#### [Problem description]
Check every line for the word "članaka" and state how many lines have it. Reply with the number alone.

──────── Records provided ────────

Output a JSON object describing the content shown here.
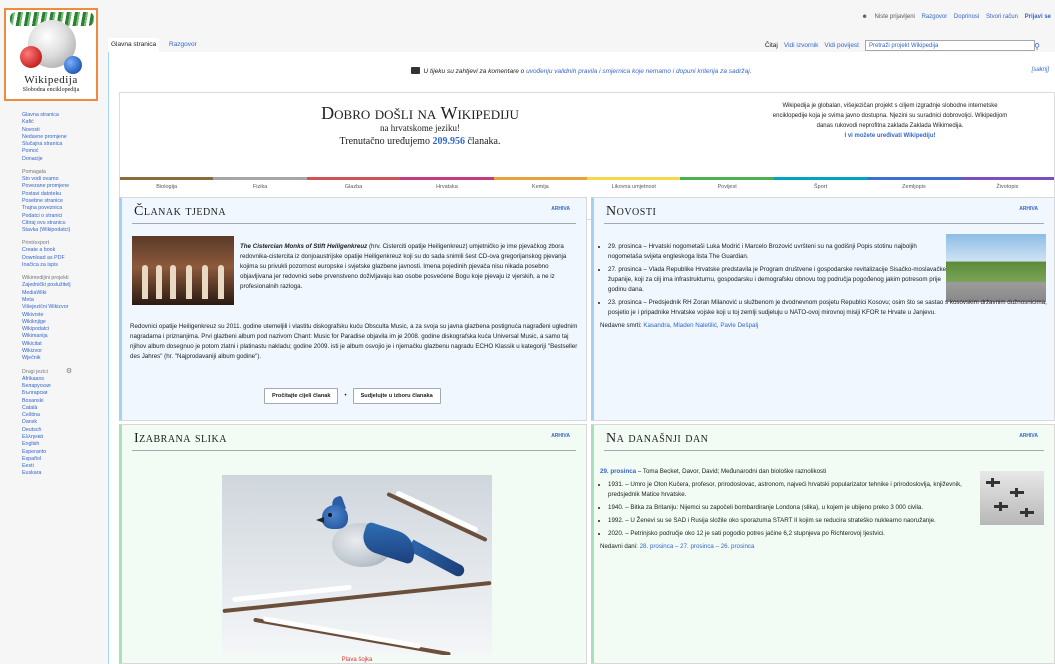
{
  "personal": {
    "user": "Niste prijavljeni",
    "links": [
      "Razgovor",
      "Doprinosi",
      "Stvori račun"
    ],
    "login": "Prijavi se"
  },
  "logo": {
    "wordmark": "Wikipedija",
    "tagline": "Slobodna enciklopedija"
  },
  "tabs": {
    "main_page": "Glavna stranica",
    "talk": "Razgovor"
  },
  "views": {
    "read": "Čitaj",
    "view_source": "Vidi izvornik",
    "history": "Vidi povijest"
  },
  "search": {
    "placeholder": "Pretraži projekt Wikipedija"
  },
  "sidebar": {
    "nav": [
      "Glavna stranica",
      "Kafić",
      "Novosti",
      "Nedavne promjene",
      "Slučajna stranica",
      "Pomoć",
      "Donacije"
    ],
    "tools_heading": "Pomagala",
    "tools": [
      "Što vodi ovamo",
      "Povezane promjene",
      "Postavi datoteku",
      "Posebne stranice",
      "Trajna poveznica",
      "Podatci o stranici",
      "Citiraj ovu stranicu",
      "Stavka (Wikipodatci)"
    ],
    "print_heading": "Print/export",
    "print": [
      "Create a book",
      "Download as PDF",
      "Inačica za ispis"
    ],
    "projects_heading": "Wikimedijini projekti",
    "projects": [
      "Zajednički poslužitelj",
      "MediaWiki",
      "Meta",
      "Višejezični Wikizvor",
      "Wikivrste",
      "Wikiknjige",
      "Wikipodatci",
      "Wikimanija",
      "Wikicitat",
      "Wikizvor",
      "Wječnik"
    ],
    "languages_heading": "Drugi jezici",
    "languages": [
      "Afrikaans",
      "Беларуская",
      "Български",
      "Bosanski",
      "Català",
      "Čeština",
      "Dansk",
      "Deutsch",
      "Ελληνικά",
      "English",
      "Esperanto",
      "Español",
      "Eesti",
      "Euskara"
    ]
  },
  "notice": {
    "text_pre": "U tijeku su zahtjevi za komentare o ",
    "link": "uvođenju validnih pravila i smjernica koje nemamo i dopuni kriterija za sadržaj.",
    "close": "[sakrij]"
  },
  "welcome": {
    "title": "Dobro došli na Wikipediju",
    "subtitle": "na hrvatskome jeziku!",
    "count_pre": "Trenutačno uređujemo ",
    "count": "209.956",
    "count_post": " članaka.",
    "right_line1": "Wikipedija je globalan, višejezičan projekt s ciljem izgradnje slobodne internetske",
    "right_line2": "enciklopedije koja je svima javno dostupna. Njezini su suradnici dobrovoljci. Wikipedijom",
    "right_line3": "danas rukovodi neprofitna zaklada Zaklada Wikimedija.",
    "right_line4": "I vi možete uređivati Wikipediju!"
  },
  "portals": [
    "Biologija",
    "Fizika",
    "Glazba",
    "Hrvatska",
    "Kemija",
    "Likovna umjetnost",
    "Povijest",
    "Šport",
    "Zemljopis",
    "Životopis"
  ],
  "article": {
    "title": "Članak tjedna",
    "archive": "ARHIVA",
    "lead_bold": "The Cistercian Monks of Stift Heiligenkreuz",
    "lead_rest": " (hrv. Cisterciti opatije Heiligenkreuz) umjetničko je ime pjevačkog zbora redovnika-cistercita iz donjoaustrijske opatije Heiligenkreuz koji su do sada snimili šest CD-ova gregorijanskog pjevanja kojima su privukli pozornost europske i svjetske glazbene javnosti. Imena pojedinih pjevača nisu nikada posebno objavljivana jer redovnici sebe prvenstveno doživljavaju kao osobe posvećene Bogu koje pjevaju iz vjerskih, a ne iz profesionalnih razloga.",
    "body": "Redovnici opatije Heiligenkreuz su 2011. godine utemeljili i vlastitu diskografsku kuću Obsculta Music, a za svoja su javna glazbena postignuća nagrađeni uglednim nagradama i priznanjima. Prvi glazbeni album pod nazivom Chant: Music for Paradise objavila im je 2008. godine diskografska kuća Universal Music, a samo taj njihov album dosegnuo je potom zlatni i platinastu nakladu; godine 2009. isti je album osvojio je i njemačku glazbenu nagradu ECHO Klassik u kategoriji \"Bestseller des Jahres\" (hr. \"Najprodavaniji album godine\").",
    "btn_read": "Pročitajte cijeli članak",
    "btn_join": "Sudjelujte u izboru članaka"
  },
  "news": {
    "title": "Novosti",
    "archive": "ARHIVA",
    "items": [
      "29. prosinca – Hrvatski nogometaši Luka Modrić i Marcelo Brozović uvršteni su na godišnji Popis stotinu najboljih nogometaša svijeta engleskoga lista The Guardian.",
      "27. prosinca – Vlada Republike Hrvatske predstavila je Program društvene i gospodarske revitalizacije Sisačko-moslavačke županije, koji za cilj ima infrastrukturnu, gospodarsku i demografsku obnovu tog područja pogođenog jakim potresom prije godinu dana.",
      "23. prosinca – Predsjednik RH Zoran Milanović u službenom je dvodnevnom posjetu Republici Kosovu; osim što se sastao s kosovskim državnim dužnosnicima, posjetio je i pripadnike Hrvatske vojske koji u toj zemlji sudjeluju u NATO-ovoj mirovnoj misiji KFOR te Hrvate u Janjevu."
    ],
    "deaths_label": "Nedavne smrti: ",
    "deaths": "Kasandra, Mladen Naletilić, Pavle Dešpalj"
  },
  "picture": {
    "title": "Izabrana slika",
    "archive": "ARHIVA",
    "caption": "Plava šojka"
  },
  "today": {
    "title": "Na današnji dan",
    "archive": "ARHIVA",
    "date_line_bold": "29. prosinca",
    "date_line_rest": " – Toma Becket, Davor, David; Međunarodni dan biološke raznolikosti",
    "items": [
      "1931. – Umro je Oton Kučera, profesor, prirodoslovac, astronom, najveći hrvatski popularizator tehnike i prirodoslovlja, književnik, predsjednik Matice hrvatske.",
      "1940. – Bitka za Britaniju: Nijemci su započeli bombardiranje Londona (slika), u kojem je ubijeno preko 3 000 civila.",
      "1992. – U Ženevi su se SAD i Rusija složile oko sporazuma START II kojim se reducira strateško nuklearno naoružanje.",
      "2020. – Petrinjsko područje oko 12 je sati pogodio potres jačine 6,2 stupnjeva po Richterovoj ljestvici."
    ],
    "recent_label": "Nedavni dani: ",
    "recent": "28. prosinca – 27. prosinca – 26. prosinca"
  },
  "colors": {
    "link": "#3366cc",
    "annotation_arrow": "#f08a3c"
  }
}
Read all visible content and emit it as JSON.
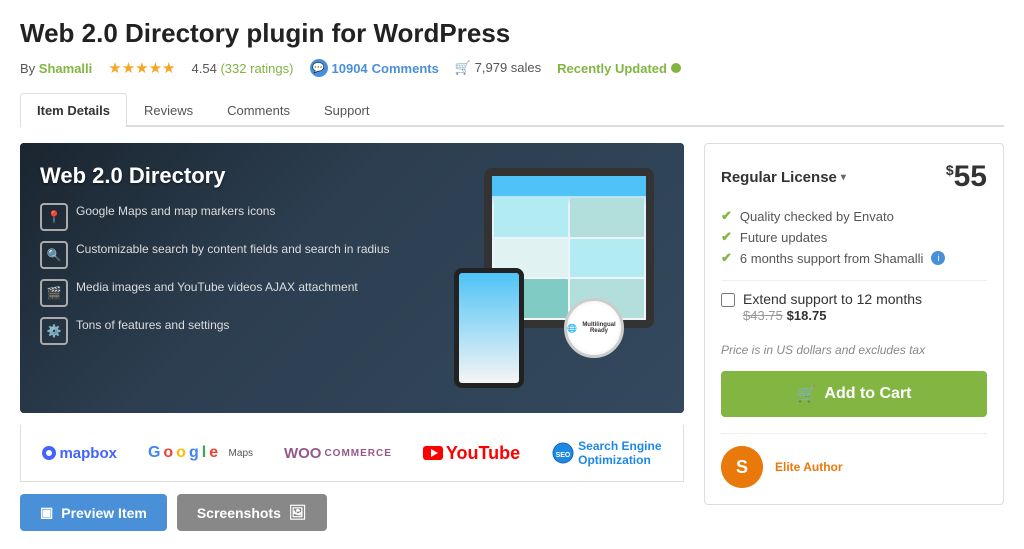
{
  "page": {
    "title": "Web 2.0 Directory plugin for WordPress",
    "author": {
      "prefix": "By",
      "name": "Shamalli",
      "link": "#"
    },
    "rating": {
      "stars": "★★★★★",
      "value": "4.54",
      "count": "332",
      "label": "ratings"
    },
    "comments": {
      "count": "10904",
      "label": "Comments"
    },
    "sales": "7,979 sales",
    "recently_updated": "Recently Updated"
  },
  "tabs": [
    {
      "label": "Item Details",
      "active": true
    },
    {
      "label": "Reviews",
      "active": false
    },
    {
      "label": "Comments",
      "active": false
    },
    {
      "label": "Support",
      "active": false
    }
  ],
  "plugin": {
    "banner_title": "Web 2.0 Directory",
    "features": [
      {
        "icon": "📍",
        "text": "Google Maps and map markers icons"
      },
      {
        "icon": "🔍",
        "text": "Customizable search by content fields and search in radius"
      },
      {
        "icon": "🎬",
        "text": "Media images and YouTube videos AJAX attachment"
      },
      {
        "icon": "⚙️",
        "text": "Tons of features and settings"
      }
    ],
    "seal_text": "Multilingual Ready",
    "partner_logos": [
      {
        "name": "mapbox",
        "label": "mapbox"
      },
      {
        "name": "google-maps",
        "label": "Google Maps"
      },
      {
        "name": "woocommerce",
        "label": "WOO COMMERCE"
      },
      {
        "name": "youtube",
        "label": "YouTube"
      },
      {
        "name": "seo",
        "label": "SEO"
      }
    ]
  },
  "actions": {
    "preview_label": "Preview Item",
    "screenshots_label": "Screenshots"
  },
  "purchase": {
    "license_label": "Regular License",
    "price_symbol": "$",
    "price": "55",
    "checklist": [
      {
        "text": "Quality checked by Envato"
      },
      {
        "text": "Future updates"
      },
      {
        "text": "6 months support from Shamalli",
        "has_info": true
      }
    ],
    "extend_support_label": "Extend support to 12 months",
    "extend_price_old": "$43.75",
    "extend_price_new": "$18.75",
    "tax_note": "Price is in US dollars and excludes tax",
    "add_to_cart_label": "Add to Cart",
    "author": {
      "name": "Elite Author",
      "badge": "Elite Author",
      "initials": "S"
    }
  }
}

────────

#### [The answer]
2